[Start of section]

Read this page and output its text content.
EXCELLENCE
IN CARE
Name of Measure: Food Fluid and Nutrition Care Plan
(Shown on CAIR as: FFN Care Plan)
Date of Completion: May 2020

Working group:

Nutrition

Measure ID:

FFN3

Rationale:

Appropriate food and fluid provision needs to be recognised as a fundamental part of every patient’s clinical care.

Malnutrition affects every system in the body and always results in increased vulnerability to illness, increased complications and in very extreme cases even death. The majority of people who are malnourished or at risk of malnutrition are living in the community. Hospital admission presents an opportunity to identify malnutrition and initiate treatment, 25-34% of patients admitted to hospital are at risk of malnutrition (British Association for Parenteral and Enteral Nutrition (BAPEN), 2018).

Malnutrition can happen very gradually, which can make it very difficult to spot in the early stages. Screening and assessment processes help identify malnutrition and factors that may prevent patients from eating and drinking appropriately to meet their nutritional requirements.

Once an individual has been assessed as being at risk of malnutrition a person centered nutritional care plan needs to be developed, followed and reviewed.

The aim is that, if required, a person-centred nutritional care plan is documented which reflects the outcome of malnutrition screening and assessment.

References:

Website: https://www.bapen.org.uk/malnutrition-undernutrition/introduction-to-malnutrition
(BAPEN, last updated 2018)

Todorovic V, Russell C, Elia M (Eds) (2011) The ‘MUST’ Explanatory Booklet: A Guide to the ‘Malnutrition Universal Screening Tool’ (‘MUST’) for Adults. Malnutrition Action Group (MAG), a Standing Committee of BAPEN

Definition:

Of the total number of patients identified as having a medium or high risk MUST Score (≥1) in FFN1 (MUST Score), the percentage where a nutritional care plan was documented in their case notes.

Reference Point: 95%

[End of section]

- PROBLEM DESCRIPTION:
Print the records again, exactly as they stand above.

- RESULT OF THIS EXERCISE:
Read this page and output its text content.
EXCELLENCE
IN CARE
Name of Measure: Food Fluid and Nutrition Care Plan
(Shown on CAIR as: FFN Care Plan)
Date of Completion: May 2020

Working group:

Nutrition

Measure ID:

FFN3

Rationale:

Appropriate food and fluid provision needs to be recognised as a fundamental part of every patient’s clinical care.

Malnutrition affects every system in the body and always results in increased vulnerability to illness, increased complications and in very extreme cases even death. The majority of people who are malnourished or at risk of malnutrition are living in the community. Hospital admission presents an opportunity to identify malnutrition and initiate treatment, 25-34% of patients admitted to hospital are at risk of malnutrition (British Association for Parenteral and Enteral Nutrition (BAPEN), 2018).

Malnutrition can happen very gradually, which can make it very difficult to spot in the early stages. Screening and assessment processes help identify malnutrition and factors that may prevent patients from eating and drinking appropriately to meet their nutritional requirements.

Once an individual has been assessed as being at risk of malnutrition a person centered nutritional care plan needs to be developed, followed and reviewed.

The aim is that, if required, a person-centred nutritional care plan is documented which reflects the outcome of malnutrition screening and assessment.

References:

Website: https://www.bapen.org.uk/malnutrition-undernutrition/introduction-to-malnutrition
(BAPEN, last updated 2018)

Todorovic V, Russell C, Elia M (Eds) (2011) The ‘MUST’ Explanatory Booklet: A Guide to the ‘Malnutrition Universal Screening Tool’ (‘MUST’) for Adults. Malnutrition Action Group (MAG), a Standing Committee of BAPEN

Definition:

Of the total number of patients identified as having a medium or high risk MUST Score (≥1) in FFN1 (MUST Score), the percentage where a nutritional care plan was documented in their case notes.

Reference Point: 95%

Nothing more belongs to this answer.